(Structured figure records)
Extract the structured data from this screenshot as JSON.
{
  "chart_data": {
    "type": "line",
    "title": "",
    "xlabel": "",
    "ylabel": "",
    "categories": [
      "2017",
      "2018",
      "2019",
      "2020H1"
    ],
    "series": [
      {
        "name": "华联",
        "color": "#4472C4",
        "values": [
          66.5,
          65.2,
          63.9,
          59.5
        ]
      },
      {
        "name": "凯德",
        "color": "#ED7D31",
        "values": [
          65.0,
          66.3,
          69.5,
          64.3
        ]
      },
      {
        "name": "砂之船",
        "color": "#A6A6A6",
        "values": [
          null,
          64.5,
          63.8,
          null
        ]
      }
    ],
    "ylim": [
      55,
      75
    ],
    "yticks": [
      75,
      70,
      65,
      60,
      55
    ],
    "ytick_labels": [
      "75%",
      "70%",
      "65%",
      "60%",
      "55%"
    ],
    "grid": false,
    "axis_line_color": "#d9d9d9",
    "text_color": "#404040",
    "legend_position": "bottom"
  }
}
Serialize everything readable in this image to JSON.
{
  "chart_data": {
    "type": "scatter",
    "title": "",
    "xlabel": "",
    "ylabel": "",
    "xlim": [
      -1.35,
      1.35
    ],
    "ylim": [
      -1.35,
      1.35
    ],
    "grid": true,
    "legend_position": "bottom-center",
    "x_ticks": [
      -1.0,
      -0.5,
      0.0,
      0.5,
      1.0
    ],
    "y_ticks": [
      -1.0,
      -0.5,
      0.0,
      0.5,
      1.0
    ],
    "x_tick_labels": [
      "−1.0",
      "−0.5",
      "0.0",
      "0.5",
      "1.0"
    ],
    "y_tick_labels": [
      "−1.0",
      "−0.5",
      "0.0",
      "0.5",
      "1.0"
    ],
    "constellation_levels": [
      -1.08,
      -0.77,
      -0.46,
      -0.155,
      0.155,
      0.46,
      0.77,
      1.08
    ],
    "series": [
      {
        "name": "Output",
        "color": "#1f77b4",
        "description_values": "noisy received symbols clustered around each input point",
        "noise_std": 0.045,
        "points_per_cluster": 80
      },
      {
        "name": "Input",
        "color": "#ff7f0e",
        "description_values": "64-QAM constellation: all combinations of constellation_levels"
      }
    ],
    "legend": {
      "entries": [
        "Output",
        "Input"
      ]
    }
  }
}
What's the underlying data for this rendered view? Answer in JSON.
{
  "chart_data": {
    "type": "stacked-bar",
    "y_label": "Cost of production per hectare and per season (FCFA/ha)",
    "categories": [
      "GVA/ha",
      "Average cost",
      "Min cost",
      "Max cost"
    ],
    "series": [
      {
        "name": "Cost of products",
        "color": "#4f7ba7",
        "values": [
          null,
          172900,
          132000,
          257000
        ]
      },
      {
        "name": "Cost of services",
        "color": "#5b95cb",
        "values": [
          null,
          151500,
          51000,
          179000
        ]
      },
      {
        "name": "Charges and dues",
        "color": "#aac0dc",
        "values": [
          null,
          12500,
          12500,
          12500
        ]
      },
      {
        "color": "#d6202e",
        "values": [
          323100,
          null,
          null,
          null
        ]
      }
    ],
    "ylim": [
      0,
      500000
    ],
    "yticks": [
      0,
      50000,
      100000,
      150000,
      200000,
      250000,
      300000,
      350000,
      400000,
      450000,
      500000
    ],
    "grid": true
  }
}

__Directive__
Return exactly the lines from the one containing "What's the underlying" to the last line of the data, and nothing more.

__Answer for this exercise__
What's the underlying data for this rendered view? Answer in JSON.
{
  "chart_data": {
    "type": "stacked-bar",
    "y_label": "Cost of production per hectare and per season (FCFA/ha)",
    "categories": [
      "GVA/ha",
      "Average cost",
      "Min cost",
      "Max cost"
    ],
    "series": [
      {
        "name": "Cost of products",
        "color": "#4f7ba7",
        "values": [
          null,
          172900,
          132000,
          257000
        ]
      },
      {
        "name": "Cost of services",
        "color": "#5b95cb",
        "values": [
          null,
          151500,
          51000,
          179000
        ]
      },
      {
        "name": "Charges and dues",
        "color": "#aac0dc",
        "values": [
          null,
          12500,
          12500,
          12500
        ]
      },
      {
        "color": "#d6202e",
        "values": [
          323100,
          null,
          null,
          null
        ]
      }
    ],
    "ylim": [
      0,
      500000
    ],
    "yticks": [
      0,
      50000,
      100000,
      150000,
      200000,
      250000,
      300000,
      350000,
      400000,
      450000,
      500000
    ],
    "grid": true
  }
}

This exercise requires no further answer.